** Start The input **
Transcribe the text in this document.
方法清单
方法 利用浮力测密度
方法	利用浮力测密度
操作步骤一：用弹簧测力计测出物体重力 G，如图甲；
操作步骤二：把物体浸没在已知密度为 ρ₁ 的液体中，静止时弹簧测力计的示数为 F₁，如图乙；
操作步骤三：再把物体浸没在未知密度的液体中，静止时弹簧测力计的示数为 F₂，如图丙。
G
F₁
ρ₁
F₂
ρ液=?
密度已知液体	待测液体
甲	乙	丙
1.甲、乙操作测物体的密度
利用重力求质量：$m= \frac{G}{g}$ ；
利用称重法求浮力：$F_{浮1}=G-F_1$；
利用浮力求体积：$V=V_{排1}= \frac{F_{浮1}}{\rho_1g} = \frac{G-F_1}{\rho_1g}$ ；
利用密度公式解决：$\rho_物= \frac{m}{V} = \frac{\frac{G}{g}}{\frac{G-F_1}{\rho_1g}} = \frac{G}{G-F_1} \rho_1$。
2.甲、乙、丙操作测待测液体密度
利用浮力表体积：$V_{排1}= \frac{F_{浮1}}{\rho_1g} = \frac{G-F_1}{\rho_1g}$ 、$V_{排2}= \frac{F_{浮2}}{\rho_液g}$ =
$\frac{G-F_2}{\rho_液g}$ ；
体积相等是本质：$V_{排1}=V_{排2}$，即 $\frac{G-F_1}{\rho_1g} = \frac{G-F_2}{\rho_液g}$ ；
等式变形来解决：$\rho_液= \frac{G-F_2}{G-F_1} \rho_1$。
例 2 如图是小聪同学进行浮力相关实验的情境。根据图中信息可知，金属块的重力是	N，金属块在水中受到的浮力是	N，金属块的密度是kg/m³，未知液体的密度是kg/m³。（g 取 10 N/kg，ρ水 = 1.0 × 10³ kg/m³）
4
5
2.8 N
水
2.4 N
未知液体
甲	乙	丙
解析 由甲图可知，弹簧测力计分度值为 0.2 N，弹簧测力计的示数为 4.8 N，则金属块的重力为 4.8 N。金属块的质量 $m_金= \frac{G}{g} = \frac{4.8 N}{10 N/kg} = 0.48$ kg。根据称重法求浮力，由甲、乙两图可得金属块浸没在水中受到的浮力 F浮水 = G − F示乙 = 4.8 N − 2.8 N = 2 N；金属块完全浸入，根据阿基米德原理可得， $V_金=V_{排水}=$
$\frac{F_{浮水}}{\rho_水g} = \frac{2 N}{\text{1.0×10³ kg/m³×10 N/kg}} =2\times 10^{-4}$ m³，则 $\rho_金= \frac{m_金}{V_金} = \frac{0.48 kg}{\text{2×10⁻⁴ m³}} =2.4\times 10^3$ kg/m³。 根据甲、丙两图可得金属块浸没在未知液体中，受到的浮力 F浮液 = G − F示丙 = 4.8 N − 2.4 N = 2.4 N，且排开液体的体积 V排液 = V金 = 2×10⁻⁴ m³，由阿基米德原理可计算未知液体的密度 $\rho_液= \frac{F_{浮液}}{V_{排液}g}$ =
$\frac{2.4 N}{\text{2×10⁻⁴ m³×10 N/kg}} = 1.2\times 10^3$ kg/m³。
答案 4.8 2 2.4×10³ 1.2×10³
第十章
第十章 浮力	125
** End The input **
— To be done —
Exactly reproduce all of the entries.

— Written response —
Transcribe the text in this document.
方法清单
方法 利用浮力测密度
方法	利用浮力测密度
操作步骤一：用弹簧测力计测出物体重力 G，如图甲；
操作步骤二：把物体浸没在已知密度为 ρ₁ 的液体中，静止时弹簧测力计的示数为 F₁，如图乙；
操作步骤三：再把物体浸没在未知密度的液体中，静止时弹簧测力计的示数为 F₂，如图丙。
G
F₁
ρ₁
F₂
ρ液=?
密度已知液体	待测液体
甲	乙	丙
1.甲、乙操作测物体的密度
利用重力求质量：$m= \frac{G}{g}$ ；
利用称重法求浮力：$F_{浮1}=G-F_1$；
利用浮力求体积：$V=V_{排1}= \frac{F_{浮1}}{\rho_1g} = \frac{G-F_1}{\rho_1g}$ ；
利用密度公式解决：$\rho_物= \frac{m}{V} = \frac{\frac{G}{g}}{\frac{G-F_1}{\rho_1g}} = \frac{G}{G-F_1} \rho_1$。
2.甲、乙、丙操作测待测液体密度
利用浮力表体积：$V_{排1}= \frac{F_{浮1}}{\rho_1g} = \frac{G-F_1}{\rho_1g}$ 、$V_{排2}= \frac{F_{浮2}}{\rho_液g}$ =
$\frac{G-F_2}{\rho_液g}$ ；
体积相等是本质：$V_{排1}=V_{排2}$，即 $\frac{G-F_1}{\rho_1g} = \frac{G-F_2}{\rho_液g}$ ；
等式变形来解决：$\rho_液= \frac{G-F_2}{G-F_1} \rho_1$。
例 2 如图是小聪同学进行浮力相关实验的情境。根据图中信息可知，金属块的重力是	N，金属块在水中受到的浮力是	N，金属块的密度是kg/m³，未知液体的密度是kg/m³。（g 取 10 N/kg，ρ水 = 1.0 × 10³ kg/m³）
4
5
2.8 N
水
2.4 N
未知液体
甲	乙	丙
解析 由甲图可知，弹簧测力计分度值为 0.2 N，弹簧测力计的示数为 4.8 N，则金属块的重力为 4.8 N。金属块的质量 $m_金= \frac{G}{g} = \frac{4.8 N}{10 N/kg} = 0.48$ kg。根据称重法求浮力，由甲、乙两图可得金属块浸没在水中受到的浮力 F浮水 = G − F示乙 = 4.8 N − 2.8 N = 2 N；金属块完全浸入，根据阿基米德原理可得， $V_金=V_{排水}=$
$\frac{F_{浮水}}{\rho_水g} = \frac{2 N}{\text{1.0×10³ kg/m³×10 N/kg}} =2\times 10^{-4}$ m³，则 $\rho_金= \frac{m_金}{V_金} = \frac{0.48 kg}{\text{2×10⁻⁴ m³}} =2.4\times 10^3$ kg/m³。 根据甲、丙两图可得金属块浸没在未知液体中，受到的浮力 F浮液 = G − F示丙 = 4.8 N − 2.4 N = 2.4 N，且排开液体的体积 V排液 = V金 = 2×10⁻⁴ m³，由阿基米德原理可计算未知液体的密度 $\rho_液= \frac{F_{浮液}}{V_{排液}g}$ =
$\frac{2.4 N}{\text{2×10⁻⁴ m³×10 N/kg}} = 1.2\times 10^3$ kg/m³。
答案 4.8 2 2.4×10³ 1.2×10³
第十章
第十章 浮力	125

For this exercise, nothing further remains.